Because the ASIC 66 is an optional component of the system 52, the
charge pump 64 can reside elsewhere in the system 52. For example,
the charge pump 64 may reside on its own discrete circuit.
[0017] The ASIC 66 can be further configured to receive electrical
signals from the motors 44, 46, 54, 56, and 58 by reading a
respective motor current. By providing pull downs 67, e.g.,
resistors connected to ground, which may be external or internal to
the ASIC 66, the ASIC 66 is able to read and translate these
respective currents into analog voltages in a manner consistent
with the art. These analog voltages contain information about the
operation of the motors 44, 46, 54, 56, and 58. For example, in the
system 52, where motor 44 is typically a DC brush motor, each time
the brush (not shown) of the motor 44 passes over an etch (not
shown) of the motor 44's commutator 68, a disturbance in a current
flow to the motor 44 can be measured via the pull downs 67. In
other words, every time the brush shifts between a different pole
of the commutator 68, there is an increase, or ripple, in the
current. The brush of motor 44 encounters an etch at regular
intervals, for example, every 36 degrees, on the commutator 68. A
ripple in the current flow to the motor 44 can thus contain
information about the translation or rotation of a component, such
as a seat, moved by the motor 44.
[0018] The ASIC 66 can further be configured in a standard fashion
to convert, for example, the analog electrical signal from motor 44
into a digital signal and to provide this digital signal to a micro
controller 70 which is electrically connected to the ASIC 66 in a
manner consistent with the art. The micro controller 70 can be
configured to read the ripple in the current via the digital signal
provided by the ASIC 66 and determine position, for example, by
using a look-up table. The micro controller 70 can thus process the
digital signals to determine a position of a component, such as a
seat, driven by the motor 44.

Listings of annotated regions
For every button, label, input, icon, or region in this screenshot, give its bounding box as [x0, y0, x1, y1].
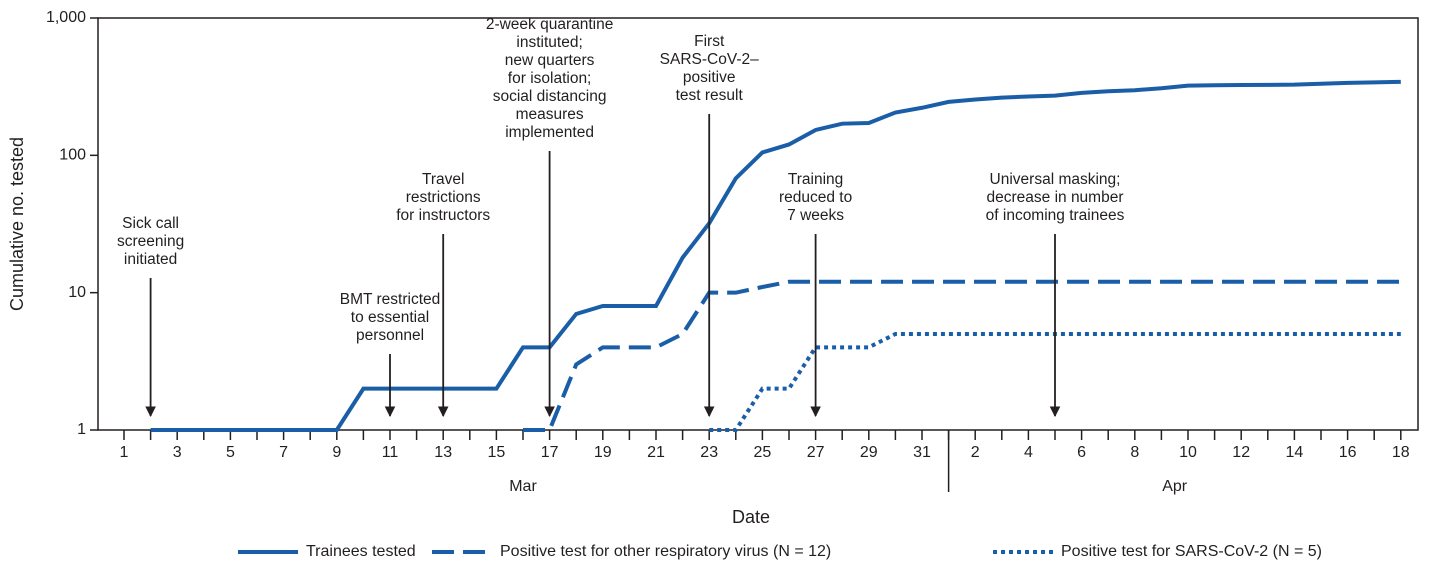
month-label: Apr	[1162, 478, 1188, 495]
annotation-line: Universal masking;	[990, 171, 1121, 188]
x-tick-label: 11	[382, 444, 399, 461]
x-axis-label: Date	[732, 507, 770, 527]
x-tick-label: 27	[807, 444, 825, 461]
month-label: Mar	[509, 478, 537, 495]
data-line	[523, 279, 1401, 432]
data-line	[150, 79, 1401, 432]
x-tick-label: 4	[1024, 444, 1033, 461]
x-tick-label: 10	[1179, 444, 1197, 461]
x-tick-label: 23	[700, 444, 718, 461]
annotation-line: 2-week quarantine	[486, 16, 614, 33]
annotation-line: Training	[788, 171, 843, 188]
legend-label: Positive test for other respiratory viru…	[500, 543, 831, 560]
y-tick-label: 10	[68, 284, 86, 301]
annotation-line: to essential	[351, 309, 429, 326]
annotation-line: implemented	[505, 124, 594, 141]
annotation-line: screening	[117, 233, 184, 250]
y-tick-label: 1	[77, 421, 86, 438]
x-tick-label: 15	[488, 444, 506, 461]
annotation-line: reduced to	[779, 189, 852, 206]
y-tick-label: 1,000	[46, 9, 86, 26]
annotation-line: for isolation;	[508, 70, 592, 87]
annotation-line: for instructors	[396, 207, 490, 224]
annotation-line: measures	[516, 106, 584, 123]
annotation: Training reduced to 7 weeks	[779, 171, 852, 224]
y-tick-label: 100	[59, 147, 86, 164]
annotation: First SARS-CoV-2– positive test result	[660, 33, 759, 104]
annotation-line: of incoming trainees	[986, 207, 1125, 224]
y-axis-label: Cumulative no. tested	[7, 137, 27, 311]
annotation-line: initiated	[124, 251, 177, 268]
annotation-line: Travel	[422, 171, 465, 188]
annotation: Sick call screening initiated	[117, 215, 184, 268]
legend-label: Trainees tested	[306, 543, 416, 560]
x-tick-label: 6	[1077, 444, 1086, 461]
x-tick-label: 3	[173, 444, 182, 461]
annotation: BMT restricted to essential personnel	[340, 291, 441, 344]
annotation-line: positive	[683, 69, 736, 86]
annotation-line: Sick call	[122, 215, 179, 232]
annotation-line: SARS-CoV-2–	[660, 51, 759, 68]
annotation-line: social distancing	[493, 88, 607, 105]
x-tick-label: 2	[971, 444, 980, 461]
plot-frame	[97, 17, 1419, 431]
x-tick-label: 25	[754, 444, 772, 461]
x-tick-label: 14	[1286, 444, 1304, 461]
annotation: Universal masking; decrease in number of i…	[986, 171, 1125, 224]
annotation-line: instituted;	[516, 34, 582, 51]
annotation: 2-week quarantine instituted; new quarters…	[486, 16, 614, 141]
annotation-line: personnel	[356, 327, 424, 344]
x-tick-label: 1	[120, 444, 129, 461]
x-tick-label: 13	[434, 444, 452, 461]
annotation-line: 7 weeks	[787, 207, 844, 224]
annotation-line: First	[694, 33, 725, 50]
annotation-line: new quarters	[505, 52, 595, 69]
x-tick-label: 9	[332, 444, 341, 461]
x-tick-label: 17	[541, 444, 559, 461]
x-tick-label: 16	[1339, 444, 1357, 461]
x-tick-label: 12	[1232, 444, 1250, 461]
x-tick-label: 21	[647, 444, 665, 461]
x-tick-label: 31	[913, 444, 931, 461]
legend-label: Positive test for SARS-CoV-2 (N = 5)	[1061, 543, 1322, 560]
annotation-line: decrease in number	[987, 189, 1124, 206]
x-tick-label: 7	[279, 444, 288, 461]
annotation-line: BMT restricted	[340, 291, 441, 308]
x-tick-label: 19	[594, 444, 612, 461]
annotation-line: test result	[676, 87, 744, 104]
x-tick-label: 18	[1392, 444, 1410, 461]
annotation: Travel restrictions for instructors	[396, 171, 490, 224]
x-tick-label: 8	[1130, 444, 1139, 461]
annotation-line: restrictions	[406, 189, 481, 206]
x-tick-label: 5	[226, 444, 235, 461]
x-tick-label: 29	[860, 444, 878, 461]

TASK INSTRUCTIONS:
a - Rewrite the motor-current passage from "[0018] The ASIC" up to and including "driven by the motor 44.", switching "ripple" to "pulse" each time it appears.
b - Express the annotated region rows from the line with "478, 1188, 495]" up to and including the line with "444, 506, 461]" as a Markdown table with the columns No. and Line, numbering each line and leaving out blank lines.

EXPECTED OUTPUTS:
a -
[0018] The ASIC 66 can further be configured in a standard fashion
to convert, for example, the analog electrical signal from motor 44
into a digital signal and to provide this digital signal to a micro
controller 70 which is electrically connected to the ASIC 66 in a
manner consistent with the art. The micro controller 70 can be
configured to read the pulse in the current via the digital signal
provided by the ASIC 66 and determine position, for example, by
using a look-up table. The micro controller 70 can thus process the
digital signals to determine a position of a component, such as a
seat, driven by the motor 44.

b -
| No. | Line |
|---|---|
| 1 | month-label: Apr	[1162, 478, 1188, 495] |
| 2 | annotation-line: Universal masking;	[990, 171, 1121, 188] |
| 3 | x-tick-label: 11	[382, 444, 399, 461] |
| 4 | x-axis-label: Date	[732, 507, 770, 527] |
| 5 | x-tick-label: 27	[807, 444, 825, 461] |
| 6 | month-label: Mar	[509, 478, 537, 495] |
| 7 | data-line	[523, 279, 1401, 432] |
| 8 | data-line	[150, 79, 1401, 432] |
| 9 | x-tick-label: 4	[1024, 444, 1033, 461] |
| 10 | x-tick-label: 10	[1179, 444, 1197, 461] |
| 11 | x-tick-label: 23	[700, 444, 718, 461] |
| 12 | annotation-line: 2-week quarantine	[486, 16, 614, 33] |
| 13 | annotation-line: Training	[788, 171, 843, 188] |
| 14 | legend-label: Positive test for other respiratory viru…	[500, 543, 831, 560] |
| 15 | y-tick-label: 10	[68, 284, 86, 301] |
| 16 | annotation-line: to essential	[351, 309, 429, 326] |
| 17 | annotation-line: implemented	[505, 124, 594, 141] |
| 18 | annotation-line: screening	[117, 233, 184, 250] |
| 19 | y-tick-label: 1	[77, 421, 86, 438] |
| 20 | x-tick-label: 15	[488, 444, 506, 461] |